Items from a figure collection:
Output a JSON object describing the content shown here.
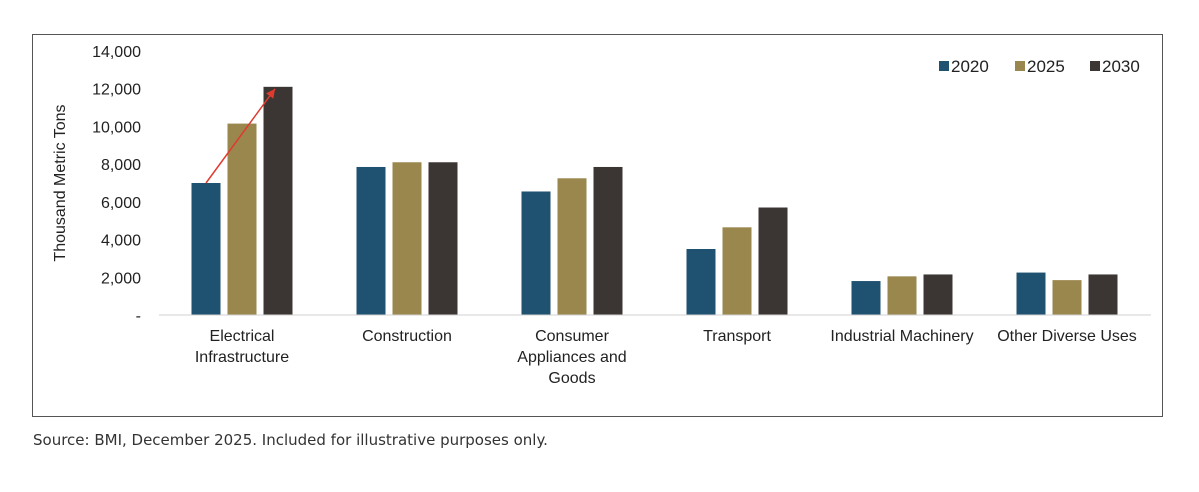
{
  "chart_data": {
    "type": "bar",
    "title": "",
    "xlabel": "",
    "ylabel": "Thousand Metric Tons",
    "ylim": [
      0,
      14000
    ],
    "yticks": [
      0,
      2000,
      4000,
      6000,
      8000,
      10000,
      12000,
      14000
    ],
    "ytick_labels": [
      "-",
      "2,000",
      "4,000",
      "6,000",
      "8,000",
      "10,000",
      "12,000",
      "14,000"
    ],
    "grid": false,
    "legend_position": "top-right",
    "categories": [
      [
        "Electrical",
        "Infrastructure"
      ],
      [
        "Construction"
      ],
      [
        "Consumer",
        "Appliances and",
        "Goods"
      ],
      [
        "Transport"
      ],
      [
        "Industrial Machinery"
      ],
      [
        "Other Diverse Uses"
      ]
    ],
    "series": [
      {
        "name": "2020",
        "color": "#1f5170",
        "values": [
          7000,
          7850,
          6550,
          3500,
          1800,
          2250
        ]
      },
      {
        "name": "2025",
        "color": "#9a874e",
        "values": [
          10150,
          8100,
          7250,
          4650,
          2050,
          1850
        ]
      },
      {
        "name": "2030",
        "color": "#3b3633",
        "values": [
          12100,
          8100,
          7850,
          5700,
          2150,
          2150
        ]
      }
    ],
    "annotations": [
      {
        "type": "arrow",
        "color": "#e03a2f",
        "from": {
          "category": 0,
          "series": 0
        },
        "to": {
          "category": 0,
          "series": 2
        }
      }
    ]
  },
  "source_note": "Source: BMI, December 2025. Included for illustrative purposes only."
}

What needs to be done:
Omit any images, then output the listing exactly.

Written response:
Output a JSON object describing the content shown here.
{
  "chart_data": {
    "type": "bar",
    "title": "",
    "xlabel": "",
    "ylabel": "Thousand Metric Tons",
    "ylim": [
      0,
      14000
    ],
    "yticks": [
      0,
      2000,
      4000,
      6000,
      8000,
      10000,
      12000,
      14000
    ],
    "ytick_labels": [
      "-",
      "2,000",
      "4,000",
      "6,000",
      "8,000",
      "10,000",
      "12,000",
      "14,000"
    ],
    "grid": false,
    "legend_position": "top-right",
    "categories": [
      [
        "Electrical",
        "Infrastructure"
      ],
      [
        "Construction"
      ],
      [
        "Consumer",
        "Appliances and",
        "Goods"
      ],
      [
        "Transport"
      ],
      [
        "Industrial Machinery"
      ],
      [
        "Other Diverse Uses"
      ]
    ],
    "series": [
      {
        "name": "2020",
        "color": "#1f5170",
        "values": [
          7000,
          7850,
          6550,
          3500,
          1800,
          2250
        ]
      },
      {
        "name": "2025",
        "color": "#9a874e",
        "values": [
          10150,
          8100,
          7250,
          4650,
          2050,
          1850
        ]
      },
      {
        "name": "2030",
        "color": "#3b3633",
        "values": [
          12100,
          8100,
          7850,
          5700,
          2150,
          2150
        ]
      }
    ],
    "annotations": [
      {
        "type": "arrow",
        "color": "#e03a2f",
        "from": {
          "category": 0,
          "series": 0
        },
        "to": {
          "category": 0,
          "series": 2
        }
      }
    ]
  },
  "source_note": "Source: BMI, December 2025. Included for illustrative purposes only."
}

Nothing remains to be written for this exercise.